§ **Your objective**
Every record below should be printed exactly as given.

§ **Recorded information**

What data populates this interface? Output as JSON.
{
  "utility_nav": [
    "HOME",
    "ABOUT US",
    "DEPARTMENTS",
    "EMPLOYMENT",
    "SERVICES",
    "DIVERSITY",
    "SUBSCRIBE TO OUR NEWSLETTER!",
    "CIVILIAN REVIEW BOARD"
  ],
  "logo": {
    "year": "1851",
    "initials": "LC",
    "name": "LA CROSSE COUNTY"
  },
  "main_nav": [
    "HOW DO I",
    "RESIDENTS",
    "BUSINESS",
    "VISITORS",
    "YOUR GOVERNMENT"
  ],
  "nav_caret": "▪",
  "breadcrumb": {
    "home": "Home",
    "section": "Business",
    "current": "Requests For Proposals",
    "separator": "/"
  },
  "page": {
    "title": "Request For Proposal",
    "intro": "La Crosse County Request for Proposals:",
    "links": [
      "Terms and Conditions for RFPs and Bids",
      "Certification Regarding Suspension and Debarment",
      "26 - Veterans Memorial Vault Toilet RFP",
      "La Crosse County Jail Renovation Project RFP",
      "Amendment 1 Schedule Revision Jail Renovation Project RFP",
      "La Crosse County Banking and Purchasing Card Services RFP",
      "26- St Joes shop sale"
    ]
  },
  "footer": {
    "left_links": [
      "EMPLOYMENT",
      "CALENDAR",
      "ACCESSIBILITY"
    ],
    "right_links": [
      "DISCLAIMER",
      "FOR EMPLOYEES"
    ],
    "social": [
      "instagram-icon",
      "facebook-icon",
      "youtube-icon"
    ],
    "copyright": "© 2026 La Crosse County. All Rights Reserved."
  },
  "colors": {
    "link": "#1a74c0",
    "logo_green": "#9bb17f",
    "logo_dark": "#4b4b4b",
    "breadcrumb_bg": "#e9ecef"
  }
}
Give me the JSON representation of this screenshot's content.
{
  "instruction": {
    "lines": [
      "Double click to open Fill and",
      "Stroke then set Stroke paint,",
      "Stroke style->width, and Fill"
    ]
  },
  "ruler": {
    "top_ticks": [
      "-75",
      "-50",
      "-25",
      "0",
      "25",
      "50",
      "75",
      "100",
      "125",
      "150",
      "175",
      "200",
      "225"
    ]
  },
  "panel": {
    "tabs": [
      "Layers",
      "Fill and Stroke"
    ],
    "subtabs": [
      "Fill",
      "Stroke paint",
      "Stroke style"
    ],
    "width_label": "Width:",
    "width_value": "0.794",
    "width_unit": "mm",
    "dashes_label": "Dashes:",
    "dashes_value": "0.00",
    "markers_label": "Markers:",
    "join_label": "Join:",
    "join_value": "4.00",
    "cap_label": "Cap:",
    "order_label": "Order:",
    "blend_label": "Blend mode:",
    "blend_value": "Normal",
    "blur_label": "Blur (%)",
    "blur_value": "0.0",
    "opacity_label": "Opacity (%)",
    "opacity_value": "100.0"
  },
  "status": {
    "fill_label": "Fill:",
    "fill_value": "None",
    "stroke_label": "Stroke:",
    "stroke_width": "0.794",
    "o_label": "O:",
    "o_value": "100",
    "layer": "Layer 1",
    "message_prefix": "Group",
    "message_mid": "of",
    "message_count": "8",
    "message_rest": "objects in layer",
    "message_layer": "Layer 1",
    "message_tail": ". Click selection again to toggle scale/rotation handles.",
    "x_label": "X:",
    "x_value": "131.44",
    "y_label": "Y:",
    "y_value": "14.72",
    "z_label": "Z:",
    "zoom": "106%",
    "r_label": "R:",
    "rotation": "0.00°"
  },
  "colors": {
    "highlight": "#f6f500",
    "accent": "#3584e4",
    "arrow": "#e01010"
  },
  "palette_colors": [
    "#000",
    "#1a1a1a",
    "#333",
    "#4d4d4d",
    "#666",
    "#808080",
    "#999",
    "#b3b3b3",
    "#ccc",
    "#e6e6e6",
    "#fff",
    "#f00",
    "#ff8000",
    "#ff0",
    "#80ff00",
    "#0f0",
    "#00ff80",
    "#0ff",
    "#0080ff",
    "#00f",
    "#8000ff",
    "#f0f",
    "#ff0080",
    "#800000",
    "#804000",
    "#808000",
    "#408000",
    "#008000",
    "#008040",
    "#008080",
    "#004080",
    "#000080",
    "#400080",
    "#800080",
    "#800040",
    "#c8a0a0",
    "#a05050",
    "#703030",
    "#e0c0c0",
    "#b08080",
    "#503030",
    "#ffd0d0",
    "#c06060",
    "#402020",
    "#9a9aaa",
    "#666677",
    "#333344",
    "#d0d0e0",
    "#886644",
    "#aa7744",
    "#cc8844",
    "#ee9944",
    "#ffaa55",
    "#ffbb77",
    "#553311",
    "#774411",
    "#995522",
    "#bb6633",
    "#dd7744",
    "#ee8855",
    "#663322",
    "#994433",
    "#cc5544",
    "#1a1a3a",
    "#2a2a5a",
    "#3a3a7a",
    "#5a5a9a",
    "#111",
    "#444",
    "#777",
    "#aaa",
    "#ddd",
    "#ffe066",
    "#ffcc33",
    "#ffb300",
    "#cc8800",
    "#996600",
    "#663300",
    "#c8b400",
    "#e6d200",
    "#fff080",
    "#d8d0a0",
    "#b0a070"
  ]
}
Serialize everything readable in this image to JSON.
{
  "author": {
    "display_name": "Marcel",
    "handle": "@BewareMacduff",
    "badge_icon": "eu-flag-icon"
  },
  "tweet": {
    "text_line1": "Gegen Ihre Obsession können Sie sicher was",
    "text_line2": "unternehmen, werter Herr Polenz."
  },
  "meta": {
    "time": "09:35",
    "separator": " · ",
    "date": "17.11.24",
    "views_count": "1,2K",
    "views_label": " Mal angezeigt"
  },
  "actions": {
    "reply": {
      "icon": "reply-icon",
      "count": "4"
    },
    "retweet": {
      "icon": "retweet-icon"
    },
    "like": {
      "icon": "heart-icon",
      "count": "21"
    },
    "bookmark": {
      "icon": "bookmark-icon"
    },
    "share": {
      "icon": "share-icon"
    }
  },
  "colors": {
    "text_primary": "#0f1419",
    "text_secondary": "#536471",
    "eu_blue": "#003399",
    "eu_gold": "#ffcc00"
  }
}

§ **Written answer**
What data populates this interface? Output as JSON.
{
  "utility_nav": [
    "HOME",
    "ABOUT US",
    "DEPARTMENTS",
    "EMPLOYMENT",
    "SERVICES",
    "DIVERSITY",
    "SUBSCRIBE TO OUR NEWSLETTER!",
    "CIVILIAN REVIEW BOARD"
  ],
  "logo": {
    "year": "1851",
    "initials": "LC",
    "name": "LA CROSSE COUNTY"
  },
  "main_nav": [
    "HOW DO I",
    "RESIDENTS",
    "BUSINESS",
    "VISITORS",
    "YOUR GOVERNMENT"
  ],
  "nav_caret": "▪",
  "breadcrumb": {
    "home": "Home",
    "section": "Business",
    "current": "Requests For Proposals",
    "separator": "/"
  },
  "page": {
    "title": "Request For Proposal",
    "intro": "La Crosse County Request for Proposals:",
    "links": [
      "Terms and Conditions for RFPs and Bids",
      "Certification Regarding Suspension and Debarment",
      "26 - Veterans Memorial Vault Toilet RFP",
      "La Crosse County Jail Renovation Project RFP",
      "Amendment 1 Schedule Revision Jail Renovation Project RFP",
      "La Crosse County Banking and Purchasing Card Services RFP",
      "26- St Joes shop sale"
    ]
  },
  "footer": {
    "left_links": [
      "EMPLOYMENT",
      "CALENDAR",
      "ACCESSIBILITY"
    ],
    "right_links": [
      "DISCLAIMER",
      "FOR EMPLOYEES"
    ],
    "social": [
      "instagram-icon",
      "facebook-icon",
      "youtube-icon"
    ],
    "copyright": "© 2026 La Crosse County. All Rights Reserved."
  },
  "colors": {
    "link": "#1a74c0",
    "logo_green": "#9bb17f",
    "logo_dark": "#4b4b4b",
    "breadcrumb_bg": "#e9ecef"
  }
}
Give me the JSON representation of this screenshot's content.
{
  "instruction": {
    "lines": [
      "Double click to open Fill and",
      "Stroke then set Stroke paint,",
      "Stroke style->width, and Fill"
    ]
  },
  "ruler": {
    "top_ticks": [
      "-75",
      "-50",
      "-25",
      "0",
      "25",
      "50",
      "75",
      "100",
      "125",
      "150",
      "175",
      "200",
      "225"
    ]
  },
  "panel": {
    "tabs": [
      "Layers",
      "Fill and Stroke"
    ],
    "subtabs": [
      "Fill",
      "Stroke paint",
      "Stroke style"
    ],
    "width_label": "Width:",
    "width_value": "0.794",
    "width_unit": "mm",
    "dashes_label": "Dashes:",
    "dashes_value": "0.00",
    "markers_label": "Markers:",
    "join_label": "Join:",
    "join_value": "4.00",
    "cap_label": "Cap:",
    "order_label": "Order:",
    "blend_label": "Blend mode:",
    "blend_value": "Normal",
    "blur_label": "Blur (%)",
    "blur_value": "0.0",
    "opacity_label": "Opacity (%)",
    "opacity_value": "100.0"
  },
  "status": {
    "fill_label": "Fill:",
    "fill_value": "None",
    "stroke_label": "Stroke:",
    "stroke_width": "0.794",
    "o_label": "O:",
    "o_value": "100",
    "layer": "Layer 1",
    "message_prefix": "Group",
    "message_mid": "of",
    "message_count": "8",
    "message_rest": "objects in layer",
    "message_layer": "Layer 1",
    "message_tail": ". Click selection again to toggle scale/rotation handles.",
    "x_label": "X:",
    "x_value": "131.44",
    "y_label": "Y:",
    "y_value": "14.72",
    "z_label": "Z:",
    "zoom": "106%",
    "r_label": "R:",
    "rotation": "0.00°"
  },
  "colors": {
    "highlight": "#f6f500",
    "accent": "#3584e4",
    "arrow": "#e01010"
  },
  "palette_colors": [
    "#000",
    "#1a1a1a",
    "#333",
    "#4d4d4d",
    "#666",
    "#808080",
    "#999",
    "#b3b3b3",
    "#ccc",
    "#e6e6e6",
    "#fff",
    "#f00",
    "#ff8000",
    "#ff0",
    "#80ff00",
    "#0f0",
    "#00ff80",
    "#0ff",
    "#0080ff",
    "#00f",
    "#8000ff",
    "#f0f",
    "#ff0080",
    "#800000",
    "#804000",
    "#808000",
    "#408000",
    "#008000",
    "#008040",
    "#008080",
    "#004080",
    "#000080",
    "#400080",
    "#800080",
    "#800040",
    "#c8a0a0",
    "#a05050",
    "#703030",
    "#e0c0c0",
    "#b08080",
    "#503030",
    "#ffd0d0",
    "#c06060",
    "#402020",
    "#9a9aaa",
    "#666677",
    "#333344",
    "#d0d0e0",
    "#886644",
    "#aa7744",
    "#cc8844",
    "#ee9944",
    "#ffaa55",
    "#ffbb77",
    "#553311",
    "#774411",
    "#995522",
    "#bb6633",
    "#dd7744",
    "#ee8855",
    "#663322",
    "#994433",
    "#cc5544",
    "#1a1a3a",
    "#2a2a5a",
    "#3a3a7a",
    "#5a5a9a",
    "#111",
    "#444",
    "#777",
    "#aaa",
    "#ddd",
    "#ffe066",
    "#ffcc33",
    "#ffb300",
    "#cc8800",
    "#996600",
    "#663300",
    "#c8b400",
    "#e6d200",
    "#fff080",
    "#d8d0a0",
    "#b0a070"
  ]
}
Serialize everything readable in this image to JSON.
{
  "author": {
    "display_name": "Marcel",
    "handle": "@BewareMacduff",
    "badge_icon": "eu-flag-icon"
  },
  "tweet": {
    "text_line1": "Gegen Ihre Obsession können Sie sicher was",
    "text_line2": "unternehmen, werter Herr Polenz."
  },
  "meta": {
    "time": "09:35",
    "separator": " · ",
    "date": "17.11.24",
    "views_count": "1,2K",
    "views_label": " Mal angezeigt"
  },
  "actions": {
    "reply": {
      "icon": "reply-icon",
      "count": "4"
    },
    "retweet": {
      "icon": "retweet-icon"
    },
    "like": {
      "icon": "heart-icon",
      "count": "21"
    },
    "bookmark": {
      "icon": "bookmark-icon"
    },
    "share": {
      "icon": "share-icon"
    }
  },
  "colors": {
    "text_primary": "#0f1419",
    "text_secondary": "#536471",
    "eu_blue": "#003399",
    "eu_gold": "#ffcc00"
  }
}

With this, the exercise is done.